**WRITTEN INSTRUCTION:** Beginning at the line that contains "OCR this image.", transcribe the remaining lines of the listing exactly; include the final line and omit everything before.

---+---

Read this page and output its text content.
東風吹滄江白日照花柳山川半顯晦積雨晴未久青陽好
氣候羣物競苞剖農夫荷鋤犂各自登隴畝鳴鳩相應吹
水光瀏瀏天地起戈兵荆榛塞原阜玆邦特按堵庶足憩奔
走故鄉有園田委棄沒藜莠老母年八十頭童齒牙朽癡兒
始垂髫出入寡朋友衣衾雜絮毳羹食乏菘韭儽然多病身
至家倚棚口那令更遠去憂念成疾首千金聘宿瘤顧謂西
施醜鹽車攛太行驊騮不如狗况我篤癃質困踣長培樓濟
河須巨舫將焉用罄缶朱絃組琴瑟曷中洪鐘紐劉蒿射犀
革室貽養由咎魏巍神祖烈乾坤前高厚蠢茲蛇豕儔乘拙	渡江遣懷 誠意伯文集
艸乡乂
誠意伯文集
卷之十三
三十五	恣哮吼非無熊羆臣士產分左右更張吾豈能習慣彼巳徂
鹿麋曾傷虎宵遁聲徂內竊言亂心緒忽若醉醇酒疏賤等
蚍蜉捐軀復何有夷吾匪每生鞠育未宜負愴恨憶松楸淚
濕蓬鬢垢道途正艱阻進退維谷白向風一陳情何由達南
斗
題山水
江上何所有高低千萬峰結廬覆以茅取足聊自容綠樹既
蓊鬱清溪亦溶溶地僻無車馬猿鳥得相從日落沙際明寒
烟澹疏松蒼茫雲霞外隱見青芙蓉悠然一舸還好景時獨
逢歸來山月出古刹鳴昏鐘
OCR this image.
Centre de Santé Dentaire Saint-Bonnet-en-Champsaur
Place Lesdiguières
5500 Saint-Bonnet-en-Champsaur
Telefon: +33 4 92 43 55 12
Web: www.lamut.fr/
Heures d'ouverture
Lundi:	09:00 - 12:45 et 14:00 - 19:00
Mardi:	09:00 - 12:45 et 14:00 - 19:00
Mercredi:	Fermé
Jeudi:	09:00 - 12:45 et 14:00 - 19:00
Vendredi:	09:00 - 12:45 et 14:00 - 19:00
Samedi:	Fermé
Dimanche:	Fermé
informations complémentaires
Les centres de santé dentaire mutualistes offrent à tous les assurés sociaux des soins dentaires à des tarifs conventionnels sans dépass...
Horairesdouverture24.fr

---+---

**RESULT BELOW:**
OCR this image.
Centre de Santé Dentaire Saint-Bonnet-en-Champsaur
Place Lesdiguières
5500 Saint-Bonnet-en-Champsaur
Telefon: +33 4 92 43 55 12
Web: www.lamut.fr/
Heures d'ouverture
Lundi:	09:00 - 12:45 et 14:00 - 19:00
Mardi:	09:00 - 12:45 et 14:00 - 19:00
Mercredi:	Fermé
Jeudi:	09:00 - 12:45 et 14:00 - 19:00
Vendredi:	09:00 - 12:45 et 14:00 - 19:00
Samedi:	Fermé
Dimanche:	Fermé
informations complémentaires
Les centres de santé dentaire mutualistes offrent à tous les assurés sociaux des soins dentaires à des tarifs conventionnels sans dépass...
Horairesdouverture24.fr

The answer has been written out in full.